### GIVEN REQUEST
Extract all lines containing "euróban".

Recorded data
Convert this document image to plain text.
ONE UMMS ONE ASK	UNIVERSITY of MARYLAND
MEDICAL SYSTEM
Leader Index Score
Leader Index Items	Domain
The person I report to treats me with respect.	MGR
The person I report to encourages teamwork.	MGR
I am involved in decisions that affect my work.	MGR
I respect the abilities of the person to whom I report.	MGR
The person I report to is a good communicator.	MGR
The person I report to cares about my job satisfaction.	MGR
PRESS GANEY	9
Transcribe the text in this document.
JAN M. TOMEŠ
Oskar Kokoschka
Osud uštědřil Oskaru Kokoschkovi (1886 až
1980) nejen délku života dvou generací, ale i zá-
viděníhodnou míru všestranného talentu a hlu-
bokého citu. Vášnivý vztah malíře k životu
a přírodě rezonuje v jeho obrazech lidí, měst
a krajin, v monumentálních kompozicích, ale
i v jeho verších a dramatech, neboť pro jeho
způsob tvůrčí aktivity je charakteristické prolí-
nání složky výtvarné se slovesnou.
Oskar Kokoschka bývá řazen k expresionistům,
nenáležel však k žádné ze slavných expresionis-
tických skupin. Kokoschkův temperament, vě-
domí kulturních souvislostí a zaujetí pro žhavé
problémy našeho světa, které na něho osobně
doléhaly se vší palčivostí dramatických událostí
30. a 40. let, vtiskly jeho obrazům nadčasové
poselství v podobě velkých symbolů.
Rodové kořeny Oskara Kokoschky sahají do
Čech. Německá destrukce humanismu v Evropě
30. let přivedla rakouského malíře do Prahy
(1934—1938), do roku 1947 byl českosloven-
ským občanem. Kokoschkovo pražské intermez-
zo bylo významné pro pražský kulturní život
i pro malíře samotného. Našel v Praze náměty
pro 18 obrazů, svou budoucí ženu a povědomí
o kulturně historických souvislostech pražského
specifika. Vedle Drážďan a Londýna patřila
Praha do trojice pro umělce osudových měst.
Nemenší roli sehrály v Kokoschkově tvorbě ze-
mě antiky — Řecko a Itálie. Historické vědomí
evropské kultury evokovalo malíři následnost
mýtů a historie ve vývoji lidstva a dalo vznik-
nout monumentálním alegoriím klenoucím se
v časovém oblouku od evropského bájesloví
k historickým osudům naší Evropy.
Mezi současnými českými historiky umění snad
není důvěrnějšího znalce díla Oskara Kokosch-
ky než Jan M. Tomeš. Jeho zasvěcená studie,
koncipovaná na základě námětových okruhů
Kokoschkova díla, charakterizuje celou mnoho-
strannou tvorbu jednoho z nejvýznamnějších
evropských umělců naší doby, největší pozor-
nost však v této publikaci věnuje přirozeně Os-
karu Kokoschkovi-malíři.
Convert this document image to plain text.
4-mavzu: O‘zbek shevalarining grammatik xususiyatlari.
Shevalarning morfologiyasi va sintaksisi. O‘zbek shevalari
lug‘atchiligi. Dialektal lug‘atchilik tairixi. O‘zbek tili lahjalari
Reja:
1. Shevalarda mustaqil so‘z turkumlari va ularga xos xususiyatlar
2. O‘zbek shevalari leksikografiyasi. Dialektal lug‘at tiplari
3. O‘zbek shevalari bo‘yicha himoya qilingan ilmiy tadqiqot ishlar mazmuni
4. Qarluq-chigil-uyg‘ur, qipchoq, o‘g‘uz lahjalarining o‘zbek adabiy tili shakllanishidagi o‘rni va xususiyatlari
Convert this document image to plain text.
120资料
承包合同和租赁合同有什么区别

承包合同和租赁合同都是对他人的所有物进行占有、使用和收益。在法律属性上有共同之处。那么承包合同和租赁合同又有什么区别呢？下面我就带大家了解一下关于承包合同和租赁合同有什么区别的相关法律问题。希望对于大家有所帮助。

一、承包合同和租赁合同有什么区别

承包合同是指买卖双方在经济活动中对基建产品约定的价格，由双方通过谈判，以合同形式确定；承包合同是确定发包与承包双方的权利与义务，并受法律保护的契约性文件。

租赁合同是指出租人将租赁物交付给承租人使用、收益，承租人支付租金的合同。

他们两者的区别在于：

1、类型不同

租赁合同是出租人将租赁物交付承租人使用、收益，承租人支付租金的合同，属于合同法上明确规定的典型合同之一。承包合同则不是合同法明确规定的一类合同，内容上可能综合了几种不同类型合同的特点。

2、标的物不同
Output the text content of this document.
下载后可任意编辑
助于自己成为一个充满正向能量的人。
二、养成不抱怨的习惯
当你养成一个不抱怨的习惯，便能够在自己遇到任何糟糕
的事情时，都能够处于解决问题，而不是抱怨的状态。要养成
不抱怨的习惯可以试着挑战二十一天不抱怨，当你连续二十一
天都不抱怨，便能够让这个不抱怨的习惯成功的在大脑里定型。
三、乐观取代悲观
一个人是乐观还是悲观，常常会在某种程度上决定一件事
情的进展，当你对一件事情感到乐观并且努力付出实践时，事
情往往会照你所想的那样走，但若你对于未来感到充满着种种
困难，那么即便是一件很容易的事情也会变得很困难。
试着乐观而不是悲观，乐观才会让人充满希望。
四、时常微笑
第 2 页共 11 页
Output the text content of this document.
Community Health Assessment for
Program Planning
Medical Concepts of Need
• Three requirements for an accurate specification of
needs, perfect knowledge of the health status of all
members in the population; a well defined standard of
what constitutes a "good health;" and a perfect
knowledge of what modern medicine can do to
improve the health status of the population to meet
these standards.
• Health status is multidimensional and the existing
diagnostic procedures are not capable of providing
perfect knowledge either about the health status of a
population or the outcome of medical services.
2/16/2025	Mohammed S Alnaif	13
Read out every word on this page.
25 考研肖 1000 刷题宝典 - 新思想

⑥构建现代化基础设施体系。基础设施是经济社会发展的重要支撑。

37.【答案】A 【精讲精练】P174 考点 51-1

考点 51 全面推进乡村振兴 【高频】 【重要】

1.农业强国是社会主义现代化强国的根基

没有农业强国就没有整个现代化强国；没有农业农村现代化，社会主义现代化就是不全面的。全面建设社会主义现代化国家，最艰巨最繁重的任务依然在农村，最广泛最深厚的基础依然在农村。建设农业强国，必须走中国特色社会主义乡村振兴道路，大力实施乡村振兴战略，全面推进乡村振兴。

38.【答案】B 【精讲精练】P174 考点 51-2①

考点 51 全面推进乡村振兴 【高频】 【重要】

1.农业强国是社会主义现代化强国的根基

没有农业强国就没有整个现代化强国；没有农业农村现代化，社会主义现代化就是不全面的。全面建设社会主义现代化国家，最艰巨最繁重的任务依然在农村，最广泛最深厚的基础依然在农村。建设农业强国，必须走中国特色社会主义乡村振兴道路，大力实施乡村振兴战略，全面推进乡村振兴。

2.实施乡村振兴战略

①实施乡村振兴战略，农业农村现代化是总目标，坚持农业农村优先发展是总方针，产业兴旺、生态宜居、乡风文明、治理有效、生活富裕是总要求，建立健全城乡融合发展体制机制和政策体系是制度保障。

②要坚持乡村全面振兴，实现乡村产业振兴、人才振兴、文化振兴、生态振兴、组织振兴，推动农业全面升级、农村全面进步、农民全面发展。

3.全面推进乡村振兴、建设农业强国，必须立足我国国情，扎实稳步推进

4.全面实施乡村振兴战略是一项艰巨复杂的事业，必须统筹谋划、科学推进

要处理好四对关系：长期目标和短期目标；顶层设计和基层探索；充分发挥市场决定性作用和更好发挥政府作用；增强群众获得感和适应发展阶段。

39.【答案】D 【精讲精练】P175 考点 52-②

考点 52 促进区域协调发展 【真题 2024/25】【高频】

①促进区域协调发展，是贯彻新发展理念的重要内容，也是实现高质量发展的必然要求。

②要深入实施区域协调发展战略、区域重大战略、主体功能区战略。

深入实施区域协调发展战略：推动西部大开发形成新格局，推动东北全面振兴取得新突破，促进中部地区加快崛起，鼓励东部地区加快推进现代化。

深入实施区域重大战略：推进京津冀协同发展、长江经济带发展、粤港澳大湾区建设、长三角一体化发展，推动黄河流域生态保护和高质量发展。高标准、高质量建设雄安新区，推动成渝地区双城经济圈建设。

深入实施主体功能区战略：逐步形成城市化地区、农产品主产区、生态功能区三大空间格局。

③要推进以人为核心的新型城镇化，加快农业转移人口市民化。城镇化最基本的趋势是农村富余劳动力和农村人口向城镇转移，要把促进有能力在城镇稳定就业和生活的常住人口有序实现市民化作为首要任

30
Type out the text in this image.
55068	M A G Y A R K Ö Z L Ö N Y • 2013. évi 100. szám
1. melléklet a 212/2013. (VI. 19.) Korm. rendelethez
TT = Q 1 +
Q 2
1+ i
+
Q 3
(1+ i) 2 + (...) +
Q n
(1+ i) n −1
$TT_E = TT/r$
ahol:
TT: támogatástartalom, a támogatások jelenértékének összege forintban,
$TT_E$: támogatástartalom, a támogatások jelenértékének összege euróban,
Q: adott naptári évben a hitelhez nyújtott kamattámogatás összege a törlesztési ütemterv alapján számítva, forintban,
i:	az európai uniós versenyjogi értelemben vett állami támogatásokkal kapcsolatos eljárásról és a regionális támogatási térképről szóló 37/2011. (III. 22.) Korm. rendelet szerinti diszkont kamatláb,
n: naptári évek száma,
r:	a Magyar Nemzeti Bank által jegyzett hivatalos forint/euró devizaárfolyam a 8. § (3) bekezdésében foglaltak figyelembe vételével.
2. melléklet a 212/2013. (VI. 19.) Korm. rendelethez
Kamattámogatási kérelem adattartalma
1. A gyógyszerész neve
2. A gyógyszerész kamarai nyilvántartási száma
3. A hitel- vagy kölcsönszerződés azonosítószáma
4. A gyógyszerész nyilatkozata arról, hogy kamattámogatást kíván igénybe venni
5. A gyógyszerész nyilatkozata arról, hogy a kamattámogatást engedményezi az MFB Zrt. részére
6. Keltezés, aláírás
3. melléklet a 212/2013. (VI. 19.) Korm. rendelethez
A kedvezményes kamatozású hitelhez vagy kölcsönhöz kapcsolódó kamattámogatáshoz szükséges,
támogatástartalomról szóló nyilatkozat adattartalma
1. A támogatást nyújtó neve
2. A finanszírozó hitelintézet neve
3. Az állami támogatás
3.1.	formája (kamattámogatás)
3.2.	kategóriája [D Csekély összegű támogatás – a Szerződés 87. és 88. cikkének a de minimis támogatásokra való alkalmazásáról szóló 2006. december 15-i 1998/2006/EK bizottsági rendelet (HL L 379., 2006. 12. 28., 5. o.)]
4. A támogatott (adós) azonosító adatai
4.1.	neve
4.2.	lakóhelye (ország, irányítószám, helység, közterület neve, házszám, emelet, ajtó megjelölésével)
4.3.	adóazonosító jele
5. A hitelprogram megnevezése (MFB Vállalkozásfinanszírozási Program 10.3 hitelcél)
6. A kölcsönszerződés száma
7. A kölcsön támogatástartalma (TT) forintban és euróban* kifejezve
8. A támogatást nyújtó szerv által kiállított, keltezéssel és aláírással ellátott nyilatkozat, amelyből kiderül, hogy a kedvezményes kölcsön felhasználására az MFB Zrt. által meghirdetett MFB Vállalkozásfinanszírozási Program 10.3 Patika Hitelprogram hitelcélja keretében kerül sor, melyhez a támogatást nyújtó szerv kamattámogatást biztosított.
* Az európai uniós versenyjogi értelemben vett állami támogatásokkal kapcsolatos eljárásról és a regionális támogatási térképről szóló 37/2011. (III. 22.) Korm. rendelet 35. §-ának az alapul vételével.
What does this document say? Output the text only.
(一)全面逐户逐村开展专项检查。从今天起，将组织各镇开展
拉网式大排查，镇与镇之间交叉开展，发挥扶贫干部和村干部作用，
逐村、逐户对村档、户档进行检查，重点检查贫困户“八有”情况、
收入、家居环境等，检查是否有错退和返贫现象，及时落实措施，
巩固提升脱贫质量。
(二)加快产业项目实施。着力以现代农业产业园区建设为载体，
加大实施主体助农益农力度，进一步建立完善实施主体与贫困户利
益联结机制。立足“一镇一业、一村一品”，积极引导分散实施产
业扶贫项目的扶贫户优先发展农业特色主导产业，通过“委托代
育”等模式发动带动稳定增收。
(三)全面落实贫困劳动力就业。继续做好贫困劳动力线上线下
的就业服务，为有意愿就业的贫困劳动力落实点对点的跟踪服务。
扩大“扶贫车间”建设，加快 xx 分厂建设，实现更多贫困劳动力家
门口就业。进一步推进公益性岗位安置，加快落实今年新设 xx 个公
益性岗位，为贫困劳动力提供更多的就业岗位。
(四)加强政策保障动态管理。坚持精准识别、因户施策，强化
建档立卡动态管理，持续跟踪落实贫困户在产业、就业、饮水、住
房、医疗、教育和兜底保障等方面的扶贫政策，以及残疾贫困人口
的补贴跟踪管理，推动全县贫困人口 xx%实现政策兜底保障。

### COMPLETE ANSWER
$TT_E$: támogatástartalom, a támogatások jelenértékének összege euróban,
7. A kölcsön támogatástartalma (TT) forintban és euróban* kifejezve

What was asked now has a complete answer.